+++ DATA
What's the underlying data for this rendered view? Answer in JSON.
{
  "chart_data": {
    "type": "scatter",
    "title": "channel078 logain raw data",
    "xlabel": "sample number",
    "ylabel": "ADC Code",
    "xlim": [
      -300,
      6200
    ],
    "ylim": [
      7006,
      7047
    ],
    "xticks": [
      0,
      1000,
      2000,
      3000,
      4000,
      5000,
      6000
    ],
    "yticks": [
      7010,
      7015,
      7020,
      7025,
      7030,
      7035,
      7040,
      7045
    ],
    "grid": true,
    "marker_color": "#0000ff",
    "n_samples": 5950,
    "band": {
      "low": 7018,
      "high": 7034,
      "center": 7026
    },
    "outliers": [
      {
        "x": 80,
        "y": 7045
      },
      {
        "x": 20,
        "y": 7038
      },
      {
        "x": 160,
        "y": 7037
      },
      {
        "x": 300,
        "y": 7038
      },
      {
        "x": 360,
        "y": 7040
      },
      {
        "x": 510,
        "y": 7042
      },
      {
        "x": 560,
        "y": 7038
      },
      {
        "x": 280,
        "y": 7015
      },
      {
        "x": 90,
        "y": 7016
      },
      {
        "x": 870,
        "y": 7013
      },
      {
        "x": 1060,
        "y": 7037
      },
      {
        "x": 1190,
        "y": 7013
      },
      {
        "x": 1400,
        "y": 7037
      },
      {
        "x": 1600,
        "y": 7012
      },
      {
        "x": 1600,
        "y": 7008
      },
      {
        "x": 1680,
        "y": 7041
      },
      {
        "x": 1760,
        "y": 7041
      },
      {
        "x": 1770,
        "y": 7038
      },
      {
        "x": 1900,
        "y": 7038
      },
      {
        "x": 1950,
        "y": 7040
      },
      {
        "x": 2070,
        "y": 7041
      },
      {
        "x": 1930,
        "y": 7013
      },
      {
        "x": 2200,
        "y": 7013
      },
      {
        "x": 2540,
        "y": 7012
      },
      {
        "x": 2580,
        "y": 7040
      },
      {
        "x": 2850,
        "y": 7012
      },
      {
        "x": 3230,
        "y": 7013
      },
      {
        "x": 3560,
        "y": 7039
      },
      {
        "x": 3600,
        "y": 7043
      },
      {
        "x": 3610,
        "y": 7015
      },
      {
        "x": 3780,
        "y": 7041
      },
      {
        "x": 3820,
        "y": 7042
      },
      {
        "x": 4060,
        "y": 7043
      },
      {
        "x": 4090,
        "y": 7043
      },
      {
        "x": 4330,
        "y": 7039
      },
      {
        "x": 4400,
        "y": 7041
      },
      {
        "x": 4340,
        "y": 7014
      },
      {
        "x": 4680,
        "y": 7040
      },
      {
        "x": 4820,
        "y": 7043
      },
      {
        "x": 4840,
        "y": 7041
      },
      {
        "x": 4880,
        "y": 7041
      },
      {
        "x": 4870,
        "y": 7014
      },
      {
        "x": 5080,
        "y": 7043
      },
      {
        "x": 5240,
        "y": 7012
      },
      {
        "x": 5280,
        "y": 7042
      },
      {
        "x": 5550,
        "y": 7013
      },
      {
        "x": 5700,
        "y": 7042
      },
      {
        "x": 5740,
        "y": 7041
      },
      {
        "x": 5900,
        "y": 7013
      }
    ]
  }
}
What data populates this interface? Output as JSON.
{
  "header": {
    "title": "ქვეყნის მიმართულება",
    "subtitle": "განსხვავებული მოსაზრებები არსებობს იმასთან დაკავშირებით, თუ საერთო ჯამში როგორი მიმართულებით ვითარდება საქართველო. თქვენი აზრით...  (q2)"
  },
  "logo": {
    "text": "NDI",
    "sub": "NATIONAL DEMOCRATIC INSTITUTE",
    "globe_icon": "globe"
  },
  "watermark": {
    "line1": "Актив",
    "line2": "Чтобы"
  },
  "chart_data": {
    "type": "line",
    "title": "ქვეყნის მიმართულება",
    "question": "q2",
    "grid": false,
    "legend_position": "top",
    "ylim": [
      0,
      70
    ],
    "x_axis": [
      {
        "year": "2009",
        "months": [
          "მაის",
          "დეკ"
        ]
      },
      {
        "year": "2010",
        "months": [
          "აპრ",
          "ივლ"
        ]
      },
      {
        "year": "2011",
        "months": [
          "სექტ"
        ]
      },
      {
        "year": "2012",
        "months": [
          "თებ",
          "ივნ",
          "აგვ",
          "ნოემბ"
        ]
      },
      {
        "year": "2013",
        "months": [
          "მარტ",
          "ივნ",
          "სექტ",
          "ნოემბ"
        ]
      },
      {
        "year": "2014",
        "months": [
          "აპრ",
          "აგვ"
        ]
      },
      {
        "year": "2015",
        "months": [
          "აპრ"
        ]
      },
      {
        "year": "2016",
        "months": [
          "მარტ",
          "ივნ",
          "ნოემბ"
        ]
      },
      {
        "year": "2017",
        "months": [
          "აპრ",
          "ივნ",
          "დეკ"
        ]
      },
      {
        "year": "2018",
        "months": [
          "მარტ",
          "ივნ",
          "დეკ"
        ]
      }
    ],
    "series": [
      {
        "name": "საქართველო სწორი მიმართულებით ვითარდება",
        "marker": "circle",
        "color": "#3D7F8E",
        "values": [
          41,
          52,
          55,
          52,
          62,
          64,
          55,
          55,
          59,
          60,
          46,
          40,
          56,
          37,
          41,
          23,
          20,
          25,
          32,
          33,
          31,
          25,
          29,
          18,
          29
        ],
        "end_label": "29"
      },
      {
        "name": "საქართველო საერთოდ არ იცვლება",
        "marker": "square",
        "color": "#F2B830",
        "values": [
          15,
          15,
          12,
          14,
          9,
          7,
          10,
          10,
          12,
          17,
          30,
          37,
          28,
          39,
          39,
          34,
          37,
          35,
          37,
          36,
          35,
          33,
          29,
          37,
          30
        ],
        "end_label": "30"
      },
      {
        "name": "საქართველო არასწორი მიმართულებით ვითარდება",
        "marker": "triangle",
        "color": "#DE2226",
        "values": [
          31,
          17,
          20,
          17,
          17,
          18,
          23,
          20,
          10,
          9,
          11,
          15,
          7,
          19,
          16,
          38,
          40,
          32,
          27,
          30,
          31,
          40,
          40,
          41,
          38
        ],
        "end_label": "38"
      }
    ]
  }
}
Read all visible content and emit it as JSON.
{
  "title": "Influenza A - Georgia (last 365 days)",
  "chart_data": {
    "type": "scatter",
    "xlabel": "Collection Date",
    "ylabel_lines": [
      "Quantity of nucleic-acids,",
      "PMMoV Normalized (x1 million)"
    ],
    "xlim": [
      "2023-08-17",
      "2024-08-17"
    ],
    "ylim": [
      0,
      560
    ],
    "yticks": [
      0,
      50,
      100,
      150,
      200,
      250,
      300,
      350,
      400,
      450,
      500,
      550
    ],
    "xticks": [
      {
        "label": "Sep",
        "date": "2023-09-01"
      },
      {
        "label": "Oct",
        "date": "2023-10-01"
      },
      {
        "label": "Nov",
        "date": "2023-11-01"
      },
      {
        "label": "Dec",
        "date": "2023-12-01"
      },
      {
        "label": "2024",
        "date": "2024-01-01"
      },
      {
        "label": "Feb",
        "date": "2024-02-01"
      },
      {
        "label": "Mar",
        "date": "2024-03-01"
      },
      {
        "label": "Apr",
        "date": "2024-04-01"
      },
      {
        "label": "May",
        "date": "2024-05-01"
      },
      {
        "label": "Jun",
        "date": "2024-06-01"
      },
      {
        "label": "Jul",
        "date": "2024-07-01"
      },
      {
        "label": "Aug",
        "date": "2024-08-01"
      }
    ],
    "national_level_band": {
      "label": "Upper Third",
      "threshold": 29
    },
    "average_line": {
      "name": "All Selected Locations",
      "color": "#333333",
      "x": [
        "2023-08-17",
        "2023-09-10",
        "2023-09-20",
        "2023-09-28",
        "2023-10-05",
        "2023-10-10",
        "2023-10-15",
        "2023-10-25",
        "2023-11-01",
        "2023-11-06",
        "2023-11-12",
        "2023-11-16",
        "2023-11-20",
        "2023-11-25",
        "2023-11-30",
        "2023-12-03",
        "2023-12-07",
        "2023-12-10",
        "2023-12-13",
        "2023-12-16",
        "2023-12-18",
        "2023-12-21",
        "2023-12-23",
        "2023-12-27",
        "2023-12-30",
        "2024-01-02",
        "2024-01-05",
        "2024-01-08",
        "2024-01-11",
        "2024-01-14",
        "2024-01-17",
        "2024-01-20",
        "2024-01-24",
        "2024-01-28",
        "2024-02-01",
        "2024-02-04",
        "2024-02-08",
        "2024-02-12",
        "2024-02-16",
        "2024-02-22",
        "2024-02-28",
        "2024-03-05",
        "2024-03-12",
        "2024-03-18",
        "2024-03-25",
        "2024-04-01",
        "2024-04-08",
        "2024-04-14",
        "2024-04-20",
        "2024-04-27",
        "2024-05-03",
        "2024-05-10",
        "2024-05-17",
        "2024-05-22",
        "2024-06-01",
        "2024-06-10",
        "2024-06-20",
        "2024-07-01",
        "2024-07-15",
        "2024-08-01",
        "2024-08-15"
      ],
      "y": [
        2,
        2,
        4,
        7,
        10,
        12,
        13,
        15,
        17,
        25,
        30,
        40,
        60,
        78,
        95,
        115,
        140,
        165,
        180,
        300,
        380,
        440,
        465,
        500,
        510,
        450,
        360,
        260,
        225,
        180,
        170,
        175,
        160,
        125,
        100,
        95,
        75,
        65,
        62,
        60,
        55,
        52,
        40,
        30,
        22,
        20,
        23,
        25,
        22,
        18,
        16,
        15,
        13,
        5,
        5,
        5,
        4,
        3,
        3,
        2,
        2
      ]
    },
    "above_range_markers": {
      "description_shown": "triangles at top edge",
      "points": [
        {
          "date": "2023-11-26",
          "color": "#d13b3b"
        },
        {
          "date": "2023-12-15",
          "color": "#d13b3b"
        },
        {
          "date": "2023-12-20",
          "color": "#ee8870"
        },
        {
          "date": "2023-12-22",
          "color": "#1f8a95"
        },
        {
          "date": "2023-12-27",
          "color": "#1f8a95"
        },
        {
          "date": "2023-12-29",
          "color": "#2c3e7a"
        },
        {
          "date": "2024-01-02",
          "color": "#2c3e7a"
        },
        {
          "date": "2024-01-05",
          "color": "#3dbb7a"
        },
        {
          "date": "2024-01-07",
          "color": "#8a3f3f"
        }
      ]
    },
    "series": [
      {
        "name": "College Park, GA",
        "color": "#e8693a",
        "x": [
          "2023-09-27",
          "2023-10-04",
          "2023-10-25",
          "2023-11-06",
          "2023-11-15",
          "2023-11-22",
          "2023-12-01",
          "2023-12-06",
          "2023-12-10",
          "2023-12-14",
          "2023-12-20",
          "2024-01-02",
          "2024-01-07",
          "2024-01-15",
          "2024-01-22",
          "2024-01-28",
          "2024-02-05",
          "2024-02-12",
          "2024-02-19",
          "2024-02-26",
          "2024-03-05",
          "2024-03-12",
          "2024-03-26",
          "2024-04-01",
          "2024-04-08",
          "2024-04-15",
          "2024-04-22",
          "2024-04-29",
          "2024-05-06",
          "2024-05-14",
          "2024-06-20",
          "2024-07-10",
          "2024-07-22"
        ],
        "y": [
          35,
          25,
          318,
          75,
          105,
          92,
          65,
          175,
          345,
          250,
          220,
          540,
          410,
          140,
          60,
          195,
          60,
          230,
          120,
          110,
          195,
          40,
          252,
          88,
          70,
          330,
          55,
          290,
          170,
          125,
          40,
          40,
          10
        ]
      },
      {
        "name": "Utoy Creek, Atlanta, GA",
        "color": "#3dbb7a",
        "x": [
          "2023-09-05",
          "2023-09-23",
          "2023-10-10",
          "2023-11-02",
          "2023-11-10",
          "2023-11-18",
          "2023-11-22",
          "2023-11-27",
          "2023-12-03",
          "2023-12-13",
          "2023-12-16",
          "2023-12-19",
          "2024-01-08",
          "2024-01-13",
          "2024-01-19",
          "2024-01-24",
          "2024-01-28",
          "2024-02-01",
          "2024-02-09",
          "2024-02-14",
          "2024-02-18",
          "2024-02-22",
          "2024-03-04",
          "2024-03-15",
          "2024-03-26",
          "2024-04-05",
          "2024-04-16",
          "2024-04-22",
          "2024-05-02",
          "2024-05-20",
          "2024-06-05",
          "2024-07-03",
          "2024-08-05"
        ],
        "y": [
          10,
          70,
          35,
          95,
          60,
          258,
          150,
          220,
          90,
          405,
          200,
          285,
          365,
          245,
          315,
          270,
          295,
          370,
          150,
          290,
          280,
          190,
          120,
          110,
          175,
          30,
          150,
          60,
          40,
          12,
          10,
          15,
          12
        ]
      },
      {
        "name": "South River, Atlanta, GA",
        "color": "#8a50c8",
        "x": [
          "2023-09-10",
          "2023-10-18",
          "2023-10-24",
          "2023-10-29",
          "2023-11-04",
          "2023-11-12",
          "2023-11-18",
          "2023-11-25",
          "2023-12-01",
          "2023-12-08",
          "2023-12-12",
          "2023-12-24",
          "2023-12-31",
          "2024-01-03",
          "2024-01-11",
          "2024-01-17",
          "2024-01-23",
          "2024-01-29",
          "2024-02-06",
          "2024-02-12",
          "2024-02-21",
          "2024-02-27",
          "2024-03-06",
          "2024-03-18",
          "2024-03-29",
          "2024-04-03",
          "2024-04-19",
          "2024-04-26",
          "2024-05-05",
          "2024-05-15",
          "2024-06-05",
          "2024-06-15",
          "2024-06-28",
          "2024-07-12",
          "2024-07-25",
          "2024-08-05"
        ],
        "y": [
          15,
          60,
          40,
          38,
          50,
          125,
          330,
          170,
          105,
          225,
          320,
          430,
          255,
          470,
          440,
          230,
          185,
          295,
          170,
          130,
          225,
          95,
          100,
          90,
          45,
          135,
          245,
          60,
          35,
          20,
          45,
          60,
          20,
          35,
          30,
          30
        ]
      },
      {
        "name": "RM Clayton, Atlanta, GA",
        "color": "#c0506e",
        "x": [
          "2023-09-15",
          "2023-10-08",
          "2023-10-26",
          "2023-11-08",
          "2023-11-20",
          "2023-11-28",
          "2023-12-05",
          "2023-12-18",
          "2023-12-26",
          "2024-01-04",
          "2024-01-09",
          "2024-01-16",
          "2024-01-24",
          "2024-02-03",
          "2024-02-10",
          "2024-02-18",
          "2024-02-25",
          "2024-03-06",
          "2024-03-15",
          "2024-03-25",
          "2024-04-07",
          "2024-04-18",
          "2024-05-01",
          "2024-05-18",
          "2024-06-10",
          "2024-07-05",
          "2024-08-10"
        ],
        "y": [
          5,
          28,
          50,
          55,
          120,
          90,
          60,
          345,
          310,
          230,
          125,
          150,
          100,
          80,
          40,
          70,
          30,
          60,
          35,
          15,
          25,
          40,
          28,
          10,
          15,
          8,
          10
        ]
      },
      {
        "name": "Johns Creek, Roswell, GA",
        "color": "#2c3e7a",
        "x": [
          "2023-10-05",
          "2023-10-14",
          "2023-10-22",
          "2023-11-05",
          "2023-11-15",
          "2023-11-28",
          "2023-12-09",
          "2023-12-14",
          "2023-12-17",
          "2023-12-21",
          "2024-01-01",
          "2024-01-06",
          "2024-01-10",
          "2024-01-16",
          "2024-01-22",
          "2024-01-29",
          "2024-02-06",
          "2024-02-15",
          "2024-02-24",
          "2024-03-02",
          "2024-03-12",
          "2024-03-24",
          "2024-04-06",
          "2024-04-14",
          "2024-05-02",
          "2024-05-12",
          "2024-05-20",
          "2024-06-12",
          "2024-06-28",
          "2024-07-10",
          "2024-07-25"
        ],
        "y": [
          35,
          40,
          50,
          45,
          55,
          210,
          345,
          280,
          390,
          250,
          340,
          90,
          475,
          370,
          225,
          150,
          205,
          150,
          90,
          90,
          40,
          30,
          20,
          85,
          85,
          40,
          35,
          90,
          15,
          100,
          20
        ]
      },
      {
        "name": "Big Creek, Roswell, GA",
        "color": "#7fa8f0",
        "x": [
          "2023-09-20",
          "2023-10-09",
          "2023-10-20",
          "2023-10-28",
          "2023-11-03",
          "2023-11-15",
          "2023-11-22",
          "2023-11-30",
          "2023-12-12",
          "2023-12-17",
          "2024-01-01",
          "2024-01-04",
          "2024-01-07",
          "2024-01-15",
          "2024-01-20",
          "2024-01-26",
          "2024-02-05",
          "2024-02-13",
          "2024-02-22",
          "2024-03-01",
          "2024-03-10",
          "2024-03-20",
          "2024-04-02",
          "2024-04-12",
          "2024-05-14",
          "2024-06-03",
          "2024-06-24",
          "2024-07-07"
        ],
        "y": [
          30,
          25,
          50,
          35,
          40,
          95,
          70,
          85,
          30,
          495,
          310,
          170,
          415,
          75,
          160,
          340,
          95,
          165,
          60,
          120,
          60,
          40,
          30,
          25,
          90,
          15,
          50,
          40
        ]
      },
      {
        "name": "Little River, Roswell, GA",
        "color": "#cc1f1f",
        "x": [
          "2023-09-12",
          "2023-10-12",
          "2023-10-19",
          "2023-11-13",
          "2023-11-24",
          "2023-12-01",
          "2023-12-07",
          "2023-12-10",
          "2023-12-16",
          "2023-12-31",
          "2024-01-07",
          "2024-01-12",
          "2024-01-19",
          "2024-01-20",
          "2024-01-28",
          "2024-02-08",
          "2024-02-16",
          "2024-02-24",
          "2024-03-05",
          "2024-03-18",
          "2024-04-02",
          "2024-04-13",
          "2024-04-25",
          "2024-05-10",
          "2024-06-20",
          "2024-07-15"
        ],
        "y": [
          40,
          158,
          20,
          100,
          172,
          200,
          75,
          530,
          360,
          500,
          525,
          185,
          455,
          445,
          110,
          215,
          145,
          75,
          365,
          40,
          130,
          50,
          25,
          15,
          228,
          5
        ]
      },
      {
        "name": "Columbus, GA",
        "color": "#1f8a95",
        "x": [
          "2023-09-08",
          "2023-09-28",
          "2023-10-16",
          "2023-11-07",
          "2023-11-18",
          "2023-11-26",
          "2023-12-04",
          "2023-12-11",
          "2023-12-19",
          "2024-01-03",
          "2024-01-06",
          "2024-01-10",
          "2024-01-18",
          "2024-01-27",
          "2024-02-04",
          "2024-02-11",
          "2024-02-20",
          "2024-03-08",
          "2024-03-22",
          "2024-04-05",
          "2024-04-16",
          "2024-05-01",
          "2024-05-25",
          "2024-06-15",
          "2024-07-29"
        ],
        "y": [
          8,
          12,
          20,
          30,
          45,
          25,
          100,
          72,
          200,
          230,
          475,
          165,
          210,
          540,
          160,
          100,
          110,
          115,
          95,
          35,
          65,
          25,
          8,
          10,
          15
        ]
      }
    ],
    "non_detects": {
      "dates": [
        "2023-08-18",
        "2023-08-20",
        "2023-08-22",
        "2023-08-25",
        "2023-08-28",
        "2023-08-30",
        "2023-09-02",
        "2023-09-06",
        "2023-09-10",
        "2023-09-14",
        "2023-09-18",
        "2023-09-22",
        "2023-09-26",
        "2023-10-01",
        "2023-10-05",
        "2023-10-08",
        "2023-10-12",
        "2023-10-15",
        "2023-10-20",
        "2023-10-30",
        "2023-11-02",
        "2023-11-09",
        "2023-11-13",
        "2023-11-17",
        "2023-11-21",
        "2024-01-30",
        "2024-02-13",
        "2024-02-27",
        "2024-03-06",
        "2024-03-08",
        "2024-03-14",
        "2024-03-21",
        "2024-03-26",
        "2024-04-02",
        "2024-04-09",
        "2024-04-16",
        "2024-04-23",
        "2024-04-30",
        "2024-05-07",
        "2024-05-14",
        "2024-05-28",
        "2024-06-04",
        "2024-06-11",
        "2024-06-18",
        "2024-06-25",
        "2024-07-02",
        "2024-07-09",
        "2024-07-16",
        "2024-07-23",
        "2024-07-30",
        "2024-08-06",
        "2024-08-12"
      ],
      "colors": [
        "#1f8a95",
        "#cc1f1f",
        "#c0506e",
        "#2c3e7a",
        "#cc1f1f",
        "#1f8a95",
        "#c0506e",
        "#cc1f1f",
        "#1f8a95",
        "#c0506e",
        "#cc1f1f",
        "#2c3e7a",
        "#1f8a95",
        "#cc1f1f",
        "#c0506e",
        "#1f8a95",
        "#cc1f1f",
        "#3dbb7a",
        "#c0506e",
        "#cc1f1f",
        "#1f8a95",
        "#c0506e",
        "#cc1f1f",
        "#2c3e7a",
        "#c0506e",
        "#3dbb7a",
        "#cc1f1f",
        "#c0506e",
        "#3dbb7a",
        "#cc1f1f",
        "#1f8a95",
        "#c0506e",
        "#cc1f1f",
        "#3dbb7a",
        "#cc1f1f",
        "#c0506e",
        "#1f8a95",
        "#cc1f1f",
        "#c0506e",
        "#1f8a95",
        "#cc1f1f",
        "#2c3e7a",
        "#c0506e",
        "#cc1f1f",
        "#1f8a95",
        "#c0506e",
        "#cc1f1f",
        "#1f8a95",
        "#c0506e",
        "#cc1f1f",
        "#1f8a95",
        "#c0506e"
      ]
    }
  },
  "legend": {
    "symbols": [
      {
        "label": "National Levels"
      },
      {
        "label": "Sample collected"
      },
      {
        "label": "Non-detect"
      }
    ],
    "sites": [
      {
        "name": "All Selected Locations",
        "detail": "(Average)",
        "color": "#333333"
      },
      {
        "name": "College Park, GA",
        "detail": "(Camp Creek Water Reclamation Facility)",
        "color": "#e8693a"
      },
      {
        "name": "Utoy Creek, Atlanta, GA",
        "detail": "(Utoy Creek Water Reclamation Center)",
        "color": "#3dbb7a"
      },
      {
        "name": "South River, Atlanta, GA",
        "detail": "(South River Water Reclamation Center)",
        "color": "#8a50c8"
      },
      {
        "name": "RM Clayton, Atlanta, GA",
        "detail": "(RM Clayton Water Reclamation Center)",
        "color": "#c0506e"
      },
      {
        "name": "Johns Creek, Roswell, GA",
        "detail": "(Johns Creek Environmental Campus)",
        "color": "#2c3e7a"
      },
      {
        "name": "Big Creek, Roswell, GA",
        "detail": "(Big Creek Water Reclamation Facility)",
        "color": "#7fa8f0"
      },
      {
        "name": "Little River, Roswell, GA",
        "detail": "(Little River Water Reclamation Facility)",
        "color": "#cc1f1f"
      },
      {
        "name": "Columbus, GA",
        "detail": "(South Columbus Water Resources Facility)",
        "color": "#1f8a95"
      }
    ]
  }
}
++++++
• WHAT THE TASK ASKS:
Go through the entries above and copy every line containing "საქართველო".

• THE RESULT:
    "subtitle": "განსხვავებული მოსაზრებები არსებობს იმასთან დაკავშირებით, თუ საერთო ჯამში როგორი მიმართულებით ვითარდება საქართველო. თქვენი აზრით...  (q2)"
        "name": "საქართველო სწორი მიმართულებით ვითარდება",
        "name": "საქართველო საერთოდ არ იცვლება",
        "name": "საქართველო არასწორი მიმართულებით ვითარდება",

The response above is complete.